== SET EXERCISE ==
Look for "LOOCV" in each line of the entries, and return the matching lines.

########################################

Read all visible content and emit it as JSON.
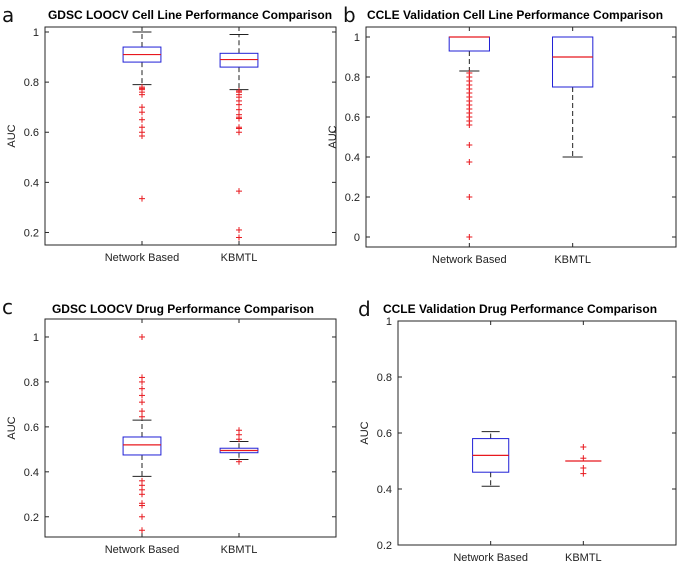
{
  "chart_data": [
    {
      "id": "a",
      "panel_letter": "a",
      "type": "box",
      "title": "GDSC LOOCV Cell Line Performance Comparison",
      "ylabel": "AUC",
      "xlabel": "",
      "ylim": [
        0.15,
        1.02
      ],
      "yticks": [
        0.2,
        0.4,
        0.6,
        0.8,
        1
      ],
      "ytick_labels": [
        "0.2",
        "0.4",
        "0.6",
        "0.8",
        "1"
      ],
      "categories": [
        "Network Based",
        "KBMTL"
      ],
      "boxes": [
        {
          "name": "Network Based",
          "q1": 0.88,
          "median": 0.91,
          "q3": 0.94,
          "whisker_low": 0.79,
          "whisker_high": 1.0,
          "outliers": [
            0.78,
            0.775,
            0.77,
            0.76,
            0.75,
            0.7,
            0.68,
            0.65,
            0.62,
            0.6,
            0.585,
            0.335
          ]
        },
        {
          "name": "KBMTL",
          "q1": 0.86,
          "median": 0.89,
          "q3": 0.915,
          "whisker_low": 0.77,
          "whisker_high": 0.99,
          "outliers": [
            0.765,
            0.76,
            0.75,
            0.74,
            0.725,
            0.71,
            0.69,
            0.67,
            0.66,
            0.655,
            0.62,
            0.615,
            0.6,
            0.365,
            0.21,
            0.18
          ]
        }
      ]
    },
    {
      "id": "b",
      "panel_letter": "b",
      "type": "box",
      "title": "CCLE Validation Cell Line Performance Comparison",
      "ylabel": "AUC",
      "xlabel": "",
      "ylim": [
        -0.05,
        1.05
      ],
      "yticks": [
        0,
        0.2,
        0.4,
        0.6,
        0.8,
        1
      ],
      "ytick_labels": [
        "0",
        "0.2",
        "0.4",
        "0.6",
        "0.8",
        "1"
      ],
      "categories": [
        "Network Based",
        "KBMTL"
      ],
      "boxes": [
        {
          "name": "Network Based",
          "q1": 0.93,
          "median": 1.0,
          "q3": 1.0,
          "whisker_low": 0.83,
          "whisker_high": 1.0,
          "outliers": [
            0.82,
            0.8,
            0.78,
            0.76,
            0.74,
            0.72,
            0.7,
            0.68,
            0.66,
            0.64,
            0.62,
            0.6,
            0.58,
            0.56,
            0.46,
            0.375,
            0.2,
            0.0
          ]
        },
        {
          "name": "KBMTL",
          "q1": 0.75,
          "median": 0.9,
          "q3": 1.0,
          "whisker_low": 0.4,
          "whisker_high": 1.0,
          "outliers": []
        }
      ]
    },
    {
      "id": "c",
      "panel_letter": "c",
      "type": "box",
      "title": "GDSC LOOCV Drug Performance Comparison",
      "ylabel": "AUC",
      "xlabel": "",
      "ylim": [
        0.11,
        1.08
      ],
      "yticks": [
        0.2,
        0.4,
        0.6,
        0.8,
        1
      ],
      "ytick_labels": [
        "0.2",
        "0.4",
        "0.6",
        "0.8",
        "1"
      ],
      "categories": [
        "Network Based",
        "KBMTL"
      ],
      "boxes": [
        {
          "name": "Network Based",
          "q1": 0.475,
          "median": 0.52,
          "q3": 0.555,
          "whisker_low": 0.38,
          "whisker_high": 0.63,
          "outliers": [
            1.0,
            0.82,
            0.8,
            0.77,
            0.74,
            0.71,
            0.67,
            0.645,
            0.36,
            0.34,
            0.32,
            0.3,
            0.26,
            0.25,
            0.2,
            0.14
          ]
        },
        {
          "name": "KBMTL",
          "q1": 0.485,
          "median": 0.495,
          "q3": 0.505,
          "whisker_low": 0.455,
          "whisker_high": 0.535,
          "outliers": [
            0.585,
            0.565,
            0.545,
            0.445
          ]
        }
      ]
    },
    {
      "id": "d",
      "panel_letter": "d",
      "type": "box",
      "title": "CCLE Validation Drug Performance Comparison",
      "ylabel": "AUC",
      "xlabel": "",
      "ylim": [
        0.2,
        1.0
      ],
      "yticks": [
        0.2,
        0.4,
        0.6,
        0.8,
        1
      ],
      "ytick_labels": [
        "0.2",
        "0.4",
        "0.6",
        "0.8",
        "1"
      ],
      "categories": [
        "Network Based",
        "KBMTL"
      ],
      "boxes": [
        {
          "name": "Network Based",
          "q1": 0.46,
          "median": 0.52,
          "q3": 0.58,
          "whisker_low": 0.41,
          "whisker_high": 0.605,
          "outliers": []
        },
        {
          "name": "KBMTL",
          "q1": 0.5,
          "median": 0.5,
          "q3": 0.5,
          "whisker_low": 0.5,
          "whisker_high": 0.5,
          "outliers": [
            0.55,
            0.51,
            0.475,
            0.455
          ]
        }
      ]
    }
  ]
}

########################################

== TASK RESPONSE ==
      "title": "GDSC LOOCV Cell Line Performance Comparison",
      "title": "GDSC LOOCV Drug Performance Comparison",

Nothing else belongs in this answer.